Set exercise a:
In the listing, from the first line down to the line containing "363, 51, 387]", substitute "gutter-number" for every "line-number", and give those lines back with nothing else changed.

--- Begin Text passage ---

A Bold Decision
A Bold Decision
Letter 2 - A Bold Decision

Dear Harbour,

Let us share with You the story of the early years of HATS and how it evolved to become the successful environmental infrastructure it is today. Thanks to the Government’s decision to go ahead with HATS despite great uncertainties, the pollution problem in our dear Harbour was tackled before too late.


A mega-sized project such as HATS naturally attracts attention and controversy. During the HATS planning stage, a key bone of contention was whether to adopt a centralised or decentralised approach to sewage collection and treatment. The centralised option would require the construction of deep tunnels to convey sewage from various districts on both sides of the Harbour to a centralised plant for further treatment before discharge into the sea. The decentralised option, on the other hand, would require constructing advanced sewage treatment works in individual districts, from which treated sewage could be directly discharged into the sea.


There was also controversy on the location of the proposed ocean outfall of the treated sewage.

Centralised vs Decentralised Options

Both computer and physical models were used to test the environmental impact of different levels of treatment and different outfall locations. A decision support system was adopted to help shortlist strategies and evaluate options.


These analyses found that the most cost-effective solution for HATS was the centralised option — an integrated deep sewage tunnel system to collect and treat all sewage from both sides of the Harbour at a centralised sewage treatment plant on Stonecutters Island. A long ocean outfall was planned to discharge treated sewage into the South China Sea to make use of the vast self-cleansing capacity of the ocean, which would do away with the need for a higher level of sewage treatment. The decentralised option was ruled out as it would be greatly constrained by scarcity of land in urban areas.


Accordingly, the Government formulated a four-stage conceptual implementation plan for HATS, still called Strategic Sewage Disposal Scheme (SSDS) then. Further studies were necessary to confirm the technical feasibility of the deep sewage tunnel system and the centralised treatment plant, and pave the way for detailed design and construction. We promptly moved to engage a consortium of consultants to conduct comprehensive site investigation and engineering studies beginning in June 1990 for completion in 1992.


Investigation was conducted to look into the performance of diffusers of the ocean outfall with the aid of a physical model. Vertical and inclined boreholes as well as geophysical method were used to identify the most suitable founding stratum for the ocean outfall.

Original proposal of the Strategic Sewage Disposal Scheme

Original proposal of the Strategic Sewage Disposal Scheme

As later developments would show, the ocean outfall originally planned under SSDS was overtaken by events and not implemented, whereas the other stages in SSDS were duly carried out and became Stage 1 and Stage 2A of HATS today.

--- End Text passage ---
--- Begin Exercise input ---

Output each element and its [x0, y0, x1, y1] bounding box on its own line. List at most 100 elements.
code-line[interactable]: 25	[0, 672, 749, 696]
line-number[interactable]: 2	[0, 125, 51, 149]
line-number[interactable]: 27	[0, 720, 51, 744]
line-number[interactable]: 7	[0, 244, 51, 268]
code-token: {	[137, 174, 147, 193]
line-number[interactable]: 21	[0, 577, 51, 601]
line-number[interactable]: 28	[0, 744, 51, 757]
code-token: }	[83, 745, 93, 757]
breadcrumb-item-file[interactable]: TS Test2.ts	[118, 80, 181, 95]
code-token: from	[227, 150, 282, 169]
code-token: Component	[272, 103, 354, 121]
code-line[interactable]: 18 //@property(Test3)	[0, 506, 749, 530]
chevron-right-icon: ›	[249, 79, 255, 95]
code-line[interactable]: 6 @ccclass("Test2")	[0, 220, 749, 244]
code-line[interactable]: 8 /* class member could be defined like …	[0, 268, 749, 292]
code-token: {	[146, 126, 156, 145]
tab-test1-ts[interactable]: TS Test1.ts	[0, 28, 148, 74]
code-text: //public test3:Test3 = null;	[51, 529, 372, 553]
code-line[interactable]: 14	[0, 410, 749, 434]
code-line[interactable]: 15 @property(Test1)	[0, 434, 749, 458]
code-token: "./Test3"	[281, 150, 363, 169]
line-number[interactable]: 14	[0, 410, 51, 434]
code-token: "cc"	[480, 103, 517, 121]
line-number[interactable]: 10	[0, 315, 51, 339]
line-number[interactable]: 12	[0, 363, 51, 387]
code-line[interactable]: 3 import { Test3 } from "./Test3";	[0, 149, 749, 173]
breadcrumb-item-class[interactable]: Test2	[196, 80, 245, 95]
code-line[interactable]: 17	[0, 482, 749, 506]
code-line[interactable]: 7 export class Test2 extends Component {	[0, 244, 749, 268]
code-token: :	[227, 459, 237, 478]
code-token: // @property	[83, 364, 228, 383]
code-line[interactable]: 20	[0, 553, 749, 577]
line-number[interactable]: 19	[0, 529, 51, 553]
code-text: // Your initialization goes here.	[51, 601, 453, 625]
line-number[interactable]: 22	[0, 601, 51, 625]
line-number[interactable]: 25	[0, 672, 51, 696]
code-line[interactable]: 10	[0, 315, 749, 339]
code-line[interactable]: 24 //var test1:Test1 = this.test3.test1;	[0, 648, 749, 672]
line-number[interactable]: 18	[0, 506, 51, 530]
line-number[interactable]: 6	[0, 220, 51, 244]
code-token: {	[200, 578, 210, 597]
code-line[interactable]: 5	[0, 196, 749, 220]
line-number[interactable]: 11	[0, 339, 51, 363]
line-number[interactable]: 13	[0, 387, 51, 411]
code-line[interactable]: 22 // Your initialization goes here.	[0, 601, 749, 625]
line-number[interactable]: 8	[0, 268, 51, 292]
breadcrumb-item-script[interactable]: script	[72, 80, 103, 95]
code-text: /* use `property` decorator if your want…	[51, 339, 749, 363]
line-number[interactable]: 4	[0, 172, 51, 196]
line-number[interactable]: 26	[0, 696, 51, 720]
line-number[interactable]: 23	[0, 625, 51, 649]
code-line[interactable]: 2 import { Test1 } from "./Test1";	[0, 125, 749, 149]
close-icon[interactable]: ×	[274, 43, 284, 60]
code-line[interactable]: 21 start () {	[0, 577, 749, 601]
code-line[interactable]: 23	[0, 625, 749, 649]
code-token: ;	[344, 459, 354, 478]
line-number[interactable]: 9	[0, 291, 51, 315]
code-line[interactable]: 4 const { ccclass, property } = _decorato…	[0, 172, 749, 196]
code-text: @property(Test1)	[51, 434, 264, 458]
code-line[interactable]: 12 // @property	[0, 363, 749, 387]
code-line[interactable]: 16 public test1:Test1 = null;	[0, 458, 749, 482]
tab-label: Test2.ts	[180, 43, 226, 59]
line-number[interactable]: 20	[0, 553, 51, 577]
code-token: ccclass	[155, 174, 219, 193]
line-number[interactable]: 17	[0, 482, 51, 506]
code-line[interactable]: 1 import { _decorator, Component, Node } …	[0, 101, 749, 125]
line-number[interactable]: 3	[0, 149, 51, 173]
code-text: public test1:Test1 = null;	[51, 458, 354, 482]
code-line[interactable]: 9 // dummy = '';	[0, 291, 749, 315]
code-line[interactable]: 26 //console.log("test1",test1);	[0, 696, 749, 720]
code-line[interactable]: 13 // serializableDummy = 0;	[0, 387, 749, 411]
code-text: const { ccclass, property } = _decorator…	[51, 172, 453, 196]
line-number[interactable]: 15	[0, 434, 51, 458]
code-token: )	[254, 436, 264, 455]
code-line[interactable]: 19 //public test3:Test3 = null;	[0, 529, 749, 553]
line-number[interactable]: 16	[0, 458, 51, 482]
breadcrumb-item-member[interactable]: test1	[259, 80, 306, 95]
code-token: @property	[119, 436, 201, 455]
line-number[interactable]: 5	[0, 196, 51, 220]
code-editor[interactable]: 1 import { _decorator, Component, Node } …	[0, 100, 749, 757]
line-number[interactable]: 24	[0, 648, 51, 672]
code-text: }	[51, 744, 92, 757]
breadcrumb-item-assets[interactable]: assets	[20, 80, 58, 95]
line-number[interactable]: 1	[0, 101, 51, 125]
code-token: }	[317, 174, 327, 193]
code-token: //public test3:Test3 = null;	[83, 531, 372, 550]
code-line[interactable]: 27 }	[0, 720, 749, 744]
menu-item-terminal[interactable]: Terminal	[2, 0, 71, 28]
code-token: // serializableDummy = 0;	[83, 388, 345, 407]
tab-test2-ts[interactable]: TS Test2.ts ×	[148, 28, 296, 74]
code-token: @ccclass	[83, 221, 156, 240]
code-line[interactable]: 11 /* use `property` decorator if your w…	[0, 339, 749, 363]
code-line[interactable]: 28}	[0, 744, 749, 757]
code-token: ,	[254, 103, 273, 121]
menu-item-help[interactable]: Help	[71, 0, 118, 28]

--- End Exercise input ---

Set exercise b:
In the letter about HATS, why was the decentralised option ruled out?

Correct result a:
Output each element and its [x0, y0, x1, y1] bounding box on its own line. List at most 100 elements.
code-line[interactable]: 25	[0, 672, 749, 696]
gutter-number[interactable]: 2	[0, 125, 51, 149]
gutter-number[interactable]: 27	[0, 720, 51, 744]
gutter-number[interactable]: 7	[0, 244, 51, 268]
code-token: {	[137, 174, 147, 193]
gutter-number[interactable]: 21	[0, 577, 51, 601]
gutter-number[interactable]: 28	[0, 744, 51, 757]
code-token: }	[83, 745, 93, 757]
breadcrumb-item-file[interactable]: TS Test2.ts	[118, 80, 181, 95]
code-token: from	[227, 150, 282, 169]
code-token: Component	[272, 103, 354, 121]
code-line[interactable]: 18 //@property(Test3)	[0, 506, 749, 530]
chevron-right-icon: ›	[249, 79, 255, 95]
code-line[interactable]: 6 @ccclass("Test2")	[0, 220, 749, 244]
code-line[interactable]: 8 /* class member could be defined like …	[0, 268, 749, 292]
code-token: {	[146, 126, 156, 145]
tab-test1-ts[interactable]: TS Test1.ts	[0, 28, 148, 74]
code-text: //public test3:Test3 = null;	[51, 529, 372, 553]
code-line[interactable]: 14	[0, 410, 749, 434]
code-line[interactable]: 15 @property(Test1)	[0, 434, 749, 458]
code-token: "./Test3"	[281, 150, 363, 169]
gutter-number[interactable]: 14	[0, 410, 51, 434]
code-token: "cc"	[480, 103, 517, 121]
gutter-number[interactable]: 10	[0, 315, 51, 339]
gutter-number[interactable]: 12	[0, 363, 51, 387]

Correct result b:
It would be greatly constrained by scarcity of land in urban areas.